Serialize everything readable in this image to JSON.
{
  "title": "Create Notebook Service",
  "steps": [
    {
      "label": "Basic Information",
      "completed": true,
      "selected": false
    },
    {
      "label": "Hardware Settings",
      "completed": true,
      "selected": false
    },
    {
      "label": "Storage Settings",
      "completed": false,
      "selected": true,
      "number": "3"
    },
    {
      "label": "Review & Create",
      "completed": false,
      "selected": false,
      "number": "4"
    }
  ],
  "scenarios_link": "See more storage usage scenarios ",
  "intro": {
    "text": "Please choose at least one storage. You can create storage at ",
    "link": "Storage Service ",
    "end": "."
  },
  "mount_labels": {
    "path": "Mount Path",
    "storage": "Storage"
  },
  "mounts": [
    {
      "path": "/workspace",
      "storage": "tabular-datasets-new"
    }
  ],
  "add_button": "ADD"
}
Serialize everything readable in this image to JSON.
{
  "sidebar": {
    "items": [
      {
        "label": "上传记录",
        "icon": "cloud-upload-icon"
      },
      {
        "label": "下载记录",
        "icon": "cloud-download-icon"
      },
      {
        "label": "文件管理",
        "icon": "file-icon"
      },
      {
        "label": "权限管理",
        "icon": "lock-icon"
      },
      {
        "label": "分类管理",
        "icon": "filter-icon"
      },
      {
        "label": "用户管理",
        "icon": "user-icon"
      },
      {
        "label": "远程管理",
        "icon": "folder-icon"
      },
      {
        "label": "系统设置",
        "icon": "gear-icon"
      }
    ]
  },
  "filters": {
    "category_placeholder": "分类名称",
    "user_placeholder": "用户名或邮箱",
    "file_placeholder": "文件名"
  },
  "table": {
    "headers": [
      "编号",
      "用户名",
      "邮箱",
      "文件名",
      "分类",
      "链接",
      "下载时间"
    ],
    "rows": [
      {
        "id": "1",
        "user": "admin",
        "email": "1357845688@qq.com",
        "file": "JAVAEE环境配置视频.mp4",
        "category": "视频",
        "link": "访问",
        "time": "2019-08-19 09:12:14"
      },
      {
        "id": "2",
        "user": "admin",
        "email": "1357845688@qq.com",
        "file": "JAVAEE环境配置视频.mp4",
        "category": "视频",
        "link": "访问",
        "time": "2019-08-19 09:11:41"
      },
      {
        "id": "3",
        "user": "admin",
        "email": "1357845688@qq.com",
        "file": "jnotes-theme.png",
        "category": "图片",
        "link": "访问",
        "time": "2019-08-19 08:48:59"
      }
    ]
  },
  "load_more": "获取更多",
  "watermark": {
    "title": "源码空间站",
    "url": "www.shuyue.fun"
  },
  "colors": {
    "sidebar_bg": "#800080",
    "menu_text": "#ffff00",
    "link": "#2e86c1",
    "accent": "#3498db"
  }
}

· · ·

§ AIM
Repeat the records above in full, character for character.

§ SOLUTION FOR THIS EXERCISE
Serialize everything readable in this image to JSON.
{
  "title": "Create Notebook Service",
  "steps": [
    {
      "label": "Basic Information",
      "completed": true,
      "selected": false
    },
    {
      "label": "Hardware Settings",
      "completed": true,
      "selected": false
    },
    {
      "label": "Storage Settings",
      "completed": false,
      "selected": true,
      "number": "3"
    },
    {
      "label": "Review & Create",
      "completed": false,
      "selected": false,
      "number": "4"
    }
  ],
  "scenarios_link": "See more storage usage scenarios ",
  "intro": {
    "text": "Please choose at least one storage. You can create storage at ",
    "link": "Storage Service ",
    "end": "."
  },
  "mount_labels": {
    "path": "Mount Path",
    "storage": "Storage"
  },
  "mounts": [
    {
      "path": "/workspace",
      "storage": "tabular-datasets-new"
    }
  ],
  "add_button": "ADD"
}
Serialize everything readable in this image to JSON.
{
  "sidebar": {
    "items": [
      {
        "label": "上传记录",
        "icon": "cloud-upload-icon"
      },
      {
        "label": "下载记录",
        "icon": "cloud-download-icon"
      },
      {
        "label": "文件管理",
        "icon": "file-icon"
      },
      {
        "label": "权限管理",
        "icon": "lock-icon"
      },
      {
        "label": "分类管理",
        "icon": "filter-icon"
      },
      {
        "label": "用户管理",
        "icon": "user-icon"
      },
      {
        "label": "远程管理",
        "icon": "folder-icon"
      },
      {
        "label": "系统设置",
        "icon": "gear-icon"
      }
    ]
  },
  "filters": {
    "category_placeholder": "分类名称",
    "user_placeholder": "用户名或邮箱",
    "file_placeholder": "文件名"
  },
  "table": {
    "headers": [
      "编号",
      "用户名",
      "邮箱",
      "文件名",
      "分类",
      "链接",
      "下载时间"
    ],
    "rows": [
      {
        "id": "1",
        "user": "admin",
        "email": "1357845688@qq.com",
        "file": "JAVAEE环境配置视频.mp4",
        "category": "视频",
        "link": "访问",
        "time": "2019-08-19 09:12:14"
      },
      {
        "id": "2",
        "user": "admin",
        "email": "1357845688@qq.com",
        "file": "JAVAEE环境配置视频.mp4",
        "category": "视频",
        "link": "访问",
        "time": "2019-08-19 09:11:41"
      },
      {
        "id": "3",
        "user": "admin",
        "email": "1357845688@qq.com",
        "file": "jnotes-theme.png",
        "category": "图片",
        "link": "访问",
        "time": "2019-08-19 08:48:59"
      }
    ]
  },
  "load_more": "获取更多",
  "watermark": {
    "title": "源码空间站",
    "url": "www.shuyue.fun"
  },
  "colors": {
    "sidebar_bg": "#800080",
    "menu_text": "#ffff00",
    "link": "#2e86c1",
    "accent": "#3498db"
  }
}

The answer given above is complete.